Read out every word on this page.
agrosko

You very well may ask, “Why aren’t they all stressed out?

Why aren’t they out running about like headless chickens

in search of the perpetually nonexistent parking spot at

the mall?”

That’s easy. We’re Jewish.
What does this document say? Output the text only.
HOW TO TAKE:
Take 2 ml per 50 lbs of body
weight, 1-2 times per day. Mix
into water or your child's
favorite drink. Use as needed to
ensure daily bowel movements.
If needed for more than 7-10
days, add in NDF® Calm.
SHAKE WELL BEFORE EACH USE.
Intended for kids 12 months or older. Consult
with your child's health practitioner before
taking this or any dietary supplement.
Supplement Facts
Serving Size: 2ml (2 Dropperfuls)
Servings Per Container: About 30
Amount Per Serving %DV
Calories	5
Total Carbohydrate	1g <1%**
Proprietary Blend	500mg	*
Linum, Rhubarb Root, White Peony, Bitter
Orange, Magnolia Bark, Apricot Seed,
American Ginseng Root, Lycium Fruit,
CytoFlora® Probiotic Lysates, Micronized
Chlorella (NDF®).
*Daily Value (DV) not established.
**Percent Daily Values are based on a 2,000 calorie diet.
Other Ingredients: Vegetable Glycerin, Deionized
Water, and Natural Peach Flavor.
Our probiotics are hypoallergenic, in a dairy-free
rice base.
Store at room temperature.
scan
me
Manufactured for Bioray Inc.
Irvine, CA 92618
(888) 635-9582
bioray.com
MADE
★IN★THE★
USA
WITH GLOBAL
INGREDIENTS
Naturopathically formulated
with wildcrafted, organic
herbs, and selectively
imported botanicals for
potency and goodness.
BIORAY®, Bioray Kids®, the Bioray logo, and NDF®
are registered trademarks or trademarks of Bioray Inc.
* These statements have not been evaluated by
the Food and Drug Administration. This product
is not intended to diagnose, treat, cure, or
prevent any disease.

---

▶ What you will do: Return all of the entries word for word.

▶ Answer to this exercise:
Read out every word on this page.
agrosko

You very well may ask, “Why aren’t they all stressed out?

Why aren’t they out running about like headless chickens

in search of the perpetually nonexistent parking spot at

the mall?”

That’s easy. We’re Jewish.
What does this document say? Output the text only.
HOW TO TAKE:
Take 2 ml per 50 lbs of body
weight, 1-2 times per day. Mix
into water or your child's
favorite drink. Use as needed to
ensure daily bowel movements.
If needed for more than 7-10
days, add in NDF® Calm.
SHAKE WELL BEFORE EACH USE.
Intended for kids 12 months or older. Consult
with your child's health practitioner before
taking this or any dietary supplement.
Supplement Facts
Serving Size: 2ml (2 Dropperfuls)
Servings Per Container: About 30
Amount Per Serving %DV
Calories	5
Total Carbohydrate	1g <1%**
Proprietary Blend	500mg	*
Linum, Rhubarb Root, White Peony, Bitter
Orange, Magnolia Bark, Apricot Seed,
American Ginseng Root, Lycium Fruit,
CytoFlora® Probiotic Lysates, Micronized
Chlorella (NDF®).
*Daily Value (DV) not established.
**Percent Daily Values are based on a 2,000 calorie diet.
Other Ingredients: Vegetable Glycerin, Deionized
Water, and Natural Peach Flavor.
Our probiotics are hypoallergenic, in a dairy-free
rice base.
Store at room temperature.
scan
me
Manufactured for Bioray Inc.
Irvine, CA 92618
(888) 635-9582
bioray.com
MADE
★IN★THE★
USA
WITH GLOBAL
INGREDIENTS
Naturopathically formulated
with wildcrafted, organic
herbs, and selectively
imported botanicals for
potency and goodness.
BIORAY®, Bioray Kids®, the Bioray logo, and NDF®
are registered trademarks or trademarks of Bioray Inc.
* These statements have not been evaluated by
the Food and Drug Administration. This product
is not intended to diagnose, treat, cure, or
prevent any disease.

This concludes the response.